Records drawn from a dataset
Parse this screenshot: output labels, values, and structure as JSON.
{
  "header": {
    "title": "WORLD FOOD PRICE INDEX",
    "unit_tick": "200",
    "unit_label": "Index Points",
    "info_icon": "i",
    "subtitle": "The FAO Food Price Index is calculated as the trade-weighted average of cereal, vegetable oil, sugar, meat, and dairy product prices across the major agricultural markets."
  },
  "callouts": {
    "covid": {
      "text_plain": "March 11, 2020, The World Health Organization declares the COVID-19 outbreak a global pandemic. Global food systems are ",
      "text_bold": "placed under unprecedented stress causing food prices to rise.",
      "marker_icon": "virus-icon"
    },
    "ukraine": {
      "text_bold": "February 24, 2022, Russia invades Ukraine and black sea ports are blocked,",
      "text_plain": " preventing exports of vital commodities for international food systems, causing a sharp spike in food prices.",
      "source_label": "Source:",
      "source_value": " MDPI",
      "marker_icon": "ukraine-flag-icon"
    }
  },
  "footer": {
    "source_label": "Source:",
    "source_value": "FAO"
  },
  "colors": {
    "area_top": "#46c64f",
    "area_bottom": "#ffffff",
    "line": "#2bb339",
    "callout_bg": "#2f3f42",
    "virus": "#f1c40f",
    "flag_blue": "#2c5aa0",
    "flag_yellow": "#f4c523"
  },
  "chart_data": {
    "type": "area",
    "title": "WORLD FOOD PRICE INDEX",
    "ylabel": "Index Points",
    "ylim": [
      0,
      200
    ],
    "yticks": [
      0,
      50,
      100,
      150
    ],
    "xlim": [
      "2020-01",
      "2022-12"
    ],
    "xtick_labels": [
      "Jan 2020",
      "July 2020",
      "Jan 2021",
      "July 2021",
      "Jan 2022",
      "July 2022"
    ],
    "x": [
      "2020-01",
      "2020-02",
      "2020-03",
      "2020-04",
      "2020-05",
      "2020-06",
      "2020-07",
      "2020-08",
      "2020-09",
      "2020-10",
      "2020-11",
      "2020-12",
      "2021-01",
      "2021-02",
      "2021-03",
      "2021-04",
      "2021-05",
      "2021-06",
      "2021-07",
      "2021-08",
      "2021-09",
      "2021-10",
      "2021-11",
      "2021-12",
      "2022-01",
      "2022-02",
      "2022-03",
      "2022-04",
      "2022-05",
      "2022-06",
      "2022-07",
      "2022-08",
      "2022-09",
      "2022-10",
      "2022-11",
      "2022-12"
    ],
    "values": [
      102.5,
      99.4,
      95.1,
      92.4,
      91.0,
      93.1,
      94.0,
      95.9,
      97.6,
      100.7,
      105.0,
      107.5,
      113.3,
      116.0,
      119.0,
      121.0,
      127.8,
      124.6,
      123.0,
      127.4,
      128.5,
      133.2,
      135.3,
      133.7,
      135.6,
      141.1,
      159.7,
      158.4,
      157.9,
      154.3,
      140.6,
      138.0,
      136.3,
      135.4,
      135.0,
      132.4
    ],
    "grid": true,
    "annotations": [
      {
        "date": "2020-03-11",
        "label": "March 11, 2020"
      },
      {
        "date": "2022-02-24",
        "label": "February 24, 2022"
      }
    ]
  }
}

### Brief
Scan the lines above for the word "prices". Return each one that has it.

### Exercise response
    "subtitle": "The FAO Food Price Index is calculated as the trade-weighted average of cereal, vegetable oil, sugar, meat, and dairy product prices across the major agricultural markets."
      "text_bold": "placed under unprecedented stress causing food prices to rise.",
      "text_plain": " preventing exports of vital commodities for international food systems, causing a sharp spike in food prices.",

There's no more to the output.